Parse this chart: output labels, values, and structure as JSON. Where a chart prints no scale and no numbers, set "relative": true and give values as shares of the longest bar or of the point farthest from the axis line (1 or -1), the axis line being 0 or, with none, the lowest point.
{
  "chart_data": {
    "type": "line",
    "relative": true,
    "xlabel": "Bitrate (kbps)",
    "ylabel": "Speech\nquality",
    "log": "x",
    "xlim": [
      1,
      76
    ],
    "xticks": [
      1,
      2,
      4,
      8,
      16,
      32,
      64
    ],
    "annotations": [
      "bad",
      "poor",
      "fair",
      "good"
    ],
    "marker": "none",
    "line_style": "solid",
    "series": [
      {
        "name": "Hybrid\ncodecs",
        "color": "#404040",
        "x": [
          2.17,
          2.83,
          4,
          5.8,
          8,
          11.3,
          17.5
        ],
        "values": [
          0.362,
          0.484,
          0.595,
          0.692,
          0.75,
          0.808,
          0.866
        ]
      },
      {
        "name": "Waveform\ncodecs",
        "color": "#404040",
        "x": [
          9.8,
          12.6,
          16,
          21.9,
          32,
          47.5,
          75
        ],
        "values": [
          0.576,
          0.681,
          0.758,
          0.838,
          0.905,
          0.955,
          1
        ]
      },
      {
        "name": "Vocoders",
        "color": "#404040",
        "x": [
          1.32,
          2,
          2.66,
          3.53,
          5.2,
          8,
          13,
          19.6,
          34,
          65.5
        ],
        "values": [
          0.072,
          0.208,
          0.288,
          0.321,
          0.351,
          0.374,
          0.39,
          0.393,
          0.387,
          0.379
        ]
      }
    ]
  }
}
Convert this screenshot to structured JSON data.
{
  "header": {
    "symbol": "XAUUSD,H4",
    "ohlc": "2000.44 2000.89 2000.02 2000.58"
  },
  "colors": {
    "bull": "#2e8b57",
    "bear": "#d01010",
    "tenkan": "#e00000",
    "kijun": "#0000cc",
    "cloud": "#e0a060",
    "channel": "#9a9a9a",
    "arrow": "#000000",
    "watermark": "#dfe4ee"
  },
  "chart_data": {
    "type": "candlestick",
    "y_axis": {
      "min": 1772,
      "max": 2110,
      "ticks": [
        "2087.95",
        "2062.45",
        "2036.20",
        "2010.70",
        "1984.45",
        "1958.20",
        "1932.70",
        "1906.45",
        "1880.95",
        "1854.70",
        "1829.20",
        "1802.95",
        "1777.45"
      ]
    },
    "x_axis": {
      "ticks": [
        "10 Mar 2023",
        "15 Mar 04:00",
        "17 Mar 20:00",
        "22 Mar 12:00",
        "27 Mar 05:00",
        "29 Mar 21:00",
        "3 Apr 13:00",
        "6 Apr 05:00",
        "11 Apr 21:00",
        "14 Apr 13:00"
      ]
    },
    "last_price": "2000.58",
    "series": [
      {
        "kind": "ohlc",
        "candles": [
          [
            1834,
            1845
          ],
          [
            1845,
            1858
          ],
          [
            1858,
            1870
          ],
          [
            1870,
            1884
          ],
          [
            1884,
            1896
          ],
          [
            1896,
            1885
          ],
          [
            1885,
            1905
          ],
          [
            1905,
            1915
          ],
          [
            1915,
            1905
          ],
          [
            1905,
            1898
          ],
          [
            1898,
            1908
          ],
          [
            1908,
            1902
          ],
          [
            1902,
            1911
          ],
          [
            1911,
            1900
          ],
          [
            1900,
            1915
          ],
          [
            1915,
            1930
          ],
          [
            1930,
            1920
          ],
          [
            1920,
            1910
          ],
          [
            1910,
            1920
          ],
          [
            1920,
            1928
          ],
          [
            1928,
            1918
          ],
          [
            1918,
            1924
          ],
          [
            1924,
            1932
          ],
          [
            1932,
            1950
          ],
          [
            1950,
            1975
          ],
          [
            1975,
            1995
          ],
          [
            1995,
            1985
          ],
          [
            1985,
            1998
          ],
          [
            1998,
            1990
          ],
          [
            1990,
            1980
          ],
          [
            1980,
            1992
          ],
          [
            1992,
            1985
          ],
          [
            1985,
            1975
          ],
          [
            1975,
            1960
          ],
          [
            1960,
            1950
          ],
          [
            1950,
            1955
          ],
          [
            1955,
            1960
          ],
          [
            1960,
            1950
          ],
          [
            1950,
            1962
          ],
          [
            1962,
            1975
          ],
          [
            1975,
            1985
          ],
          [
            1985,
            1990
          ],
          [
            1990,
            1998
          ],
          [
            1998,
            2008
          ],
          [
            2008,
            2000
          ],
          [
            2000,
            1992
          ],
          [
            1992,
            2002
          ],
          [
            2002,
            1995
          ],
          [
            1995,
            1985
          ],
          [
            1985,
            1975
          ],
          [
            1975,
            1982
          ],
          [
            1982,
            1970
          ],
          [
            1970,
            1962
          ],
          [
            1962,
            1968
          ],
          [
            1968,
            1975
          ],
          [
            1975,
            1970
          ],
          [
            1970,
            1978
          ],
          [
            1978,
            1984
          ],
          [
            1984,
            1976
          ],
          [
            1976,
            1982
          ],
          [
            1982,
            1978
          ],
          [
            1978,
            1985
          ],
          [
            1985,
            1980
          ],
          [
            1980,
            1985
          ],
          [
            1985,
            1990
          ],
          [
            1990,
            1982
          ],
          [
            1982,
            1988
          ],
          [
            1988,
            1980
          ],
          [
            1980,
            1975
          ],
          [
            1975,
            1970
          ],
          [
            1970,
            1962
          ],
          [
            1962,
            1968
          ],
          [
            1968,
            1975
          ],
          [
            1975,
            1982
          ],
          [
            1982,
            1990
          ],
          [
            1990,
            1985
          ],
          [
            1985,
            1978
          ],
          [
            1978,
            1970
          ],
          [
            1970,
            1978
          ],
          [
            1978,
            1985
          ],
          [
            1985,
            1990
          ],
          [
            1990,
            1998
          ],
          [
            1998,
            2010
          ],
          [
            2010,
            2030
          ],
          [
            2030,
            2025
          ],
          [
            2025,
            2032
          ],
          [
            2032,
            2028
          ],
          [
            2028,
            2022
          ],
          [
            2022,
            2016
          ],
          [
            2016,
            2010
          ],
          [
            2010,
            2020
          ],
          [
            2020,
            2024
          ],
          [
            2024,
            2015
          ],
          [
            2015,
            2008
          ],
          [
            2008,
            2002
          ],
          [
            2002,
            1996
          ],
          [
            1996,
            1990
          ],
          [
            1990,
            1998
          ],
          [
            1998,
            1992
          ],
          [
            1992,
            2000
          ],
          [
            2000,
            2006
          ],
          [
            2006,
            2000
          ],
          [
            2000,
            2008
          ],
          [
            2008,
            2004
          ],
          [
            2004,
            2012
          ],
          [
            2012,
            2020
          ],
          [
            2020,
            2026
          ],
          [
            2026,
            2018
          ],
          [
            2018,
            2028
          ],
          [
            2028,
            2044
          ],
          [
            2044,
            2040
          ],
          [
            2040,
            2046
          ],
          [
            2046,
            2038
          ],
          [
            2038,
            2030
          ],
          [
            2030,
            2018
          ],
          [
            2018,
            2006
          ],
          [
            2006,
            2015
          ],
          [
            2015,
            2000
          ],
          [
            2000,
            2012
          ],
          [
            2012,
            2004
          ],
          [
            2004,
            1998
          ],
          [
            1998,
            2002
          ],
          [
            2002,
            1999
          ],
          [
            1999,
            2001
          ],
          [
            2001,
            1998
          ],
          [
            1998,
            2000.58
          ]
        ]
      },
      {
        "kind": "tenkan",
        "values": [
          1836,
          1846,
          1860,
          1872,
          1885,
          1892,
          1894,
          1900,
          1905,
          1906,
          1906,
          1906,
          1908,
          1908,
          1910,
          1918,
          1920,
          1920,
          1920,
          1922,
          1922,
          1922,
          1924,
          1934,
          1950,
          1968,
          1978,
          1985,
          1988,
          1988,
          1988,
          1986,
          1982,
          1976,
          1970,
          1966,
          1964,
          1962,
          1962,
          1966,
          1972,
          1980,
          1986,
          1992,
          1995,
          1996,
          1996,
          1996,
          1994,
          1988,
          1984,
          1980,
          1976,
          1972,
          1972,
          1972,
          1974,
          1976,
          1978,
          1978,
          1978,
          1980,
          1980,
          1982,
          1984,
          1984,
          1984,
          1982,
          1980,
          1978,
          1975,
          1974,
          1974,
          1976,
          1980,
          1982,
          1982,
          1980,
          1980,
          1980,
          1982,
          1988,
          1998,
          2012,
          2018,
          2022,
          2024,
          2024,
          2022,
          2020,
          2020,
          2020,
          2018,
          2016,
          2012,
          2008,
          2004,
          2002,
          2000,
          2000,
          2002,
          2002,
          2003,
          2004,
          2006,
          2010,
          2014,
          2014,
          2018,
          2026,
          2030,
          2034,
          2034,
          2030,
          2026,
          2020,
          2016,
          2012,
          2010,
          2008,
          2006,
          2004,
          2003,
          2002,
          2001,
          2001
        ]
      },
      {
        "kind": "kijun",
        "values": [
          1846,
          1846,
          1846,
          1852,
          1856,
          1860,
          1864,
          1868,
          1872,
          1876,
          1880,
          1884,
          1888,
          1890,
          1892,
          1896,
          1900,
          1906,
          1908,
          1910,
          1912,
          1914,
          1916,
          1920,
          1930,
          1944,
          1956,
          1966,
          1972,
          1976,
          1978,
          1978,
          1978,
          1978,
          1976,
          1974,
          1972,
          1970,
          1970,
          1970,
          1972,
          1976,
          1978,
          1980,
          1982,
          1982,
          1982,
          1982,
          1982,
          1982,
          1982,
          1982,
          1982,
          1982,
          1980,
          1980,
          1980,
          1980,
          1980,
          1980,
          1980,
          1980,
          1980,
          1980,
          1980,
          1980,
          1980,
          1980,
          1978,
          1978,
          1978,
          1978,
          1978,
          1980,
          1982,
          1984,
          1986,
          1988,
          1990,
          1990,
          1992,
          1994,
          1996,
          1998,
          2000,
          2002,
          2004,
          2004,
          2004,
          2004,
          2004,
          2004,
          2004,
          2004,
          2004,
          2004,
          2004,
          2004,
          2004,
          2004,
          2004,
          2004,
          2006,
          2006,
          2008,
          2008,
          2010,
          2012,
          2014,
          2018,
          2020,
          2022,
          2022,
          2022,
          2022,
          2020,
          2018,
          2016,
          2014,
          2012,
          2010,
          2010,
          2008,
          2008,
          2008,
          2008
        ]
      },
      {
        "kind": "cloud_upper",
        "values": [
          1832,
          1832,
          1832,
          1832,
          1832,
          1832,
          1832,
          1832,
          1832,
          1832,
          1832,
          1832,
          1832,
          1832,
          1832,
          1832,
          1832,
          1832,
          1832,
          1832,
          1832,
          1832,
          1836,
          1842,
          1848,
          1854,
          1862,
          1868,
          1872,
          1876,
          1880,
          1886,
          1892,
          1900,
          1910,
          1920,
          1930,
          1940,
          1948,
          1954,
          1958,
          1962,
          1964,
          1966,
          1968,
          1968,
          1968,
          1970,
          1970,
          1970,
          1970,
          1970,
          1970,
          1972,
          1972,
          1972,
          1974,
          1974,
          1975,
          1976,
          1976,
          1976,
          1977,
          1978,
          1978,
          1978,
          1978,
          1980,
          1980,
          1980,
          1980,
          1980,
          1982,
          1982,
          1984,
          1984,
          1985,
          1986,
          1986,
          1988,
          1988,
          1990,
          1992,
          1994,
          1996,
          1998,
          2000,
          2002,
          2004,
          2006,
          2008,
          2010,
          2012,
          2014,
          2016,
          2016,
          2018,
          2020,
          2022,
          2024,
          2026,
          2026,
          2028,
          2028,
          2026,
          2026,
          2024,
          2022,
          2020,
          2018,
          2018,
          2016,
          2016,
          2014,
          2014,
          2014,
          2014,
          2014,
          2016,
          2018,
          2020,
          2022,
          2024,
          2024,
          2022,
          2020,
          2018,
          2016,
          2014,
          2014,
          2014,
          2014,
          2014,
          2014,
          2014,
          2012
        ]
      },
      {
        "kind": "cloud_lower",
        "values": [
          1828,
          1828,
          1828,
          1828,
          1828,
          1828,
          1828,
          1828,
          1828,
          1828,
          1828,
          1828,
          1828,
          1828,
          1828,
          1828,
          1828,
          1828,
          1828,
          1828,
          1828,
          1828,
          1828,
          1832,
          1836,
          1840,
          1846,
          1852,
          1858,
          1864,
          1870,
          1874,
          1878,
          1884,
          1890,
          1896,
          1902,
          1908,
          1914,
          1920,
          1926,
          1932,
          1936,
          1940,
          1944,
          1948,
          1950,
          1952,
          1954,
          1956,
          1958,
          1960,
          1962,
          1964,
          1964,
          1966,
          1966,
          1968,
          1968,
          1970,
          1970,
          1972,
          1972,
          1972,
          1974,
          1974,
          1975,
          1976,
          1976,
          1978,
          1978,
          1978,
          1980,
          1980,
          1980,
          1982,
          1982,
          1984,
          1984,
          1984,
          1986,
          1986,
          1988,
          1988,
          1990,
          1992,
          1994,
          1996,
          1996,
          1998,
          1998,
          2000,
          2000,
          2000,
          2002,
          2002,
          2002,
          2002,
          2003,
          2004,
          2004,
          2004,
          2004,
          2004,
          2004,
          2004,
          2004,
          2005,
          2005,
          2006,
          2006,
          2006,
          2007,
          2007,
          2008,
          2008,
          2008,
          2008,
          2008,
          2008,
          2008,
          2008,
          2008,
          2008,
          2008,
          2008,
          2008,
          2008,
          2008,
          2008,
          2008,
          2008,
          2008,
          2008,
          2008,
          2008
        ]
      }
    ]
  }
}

--- --- ---

Written instruction: In the records above, find the lines containing "JSON" and copy them.

Correct response:
Parse this chart: output labels, values, and structure as JSON. Where a chart prints no scale and no numbers, set "relative": true and give values as shares of the longest bar or of the point farthest from the axis line (1 or -1), the axis line being 0 or, with none, the lowest point.
Convert this screenshot to structured JSON data.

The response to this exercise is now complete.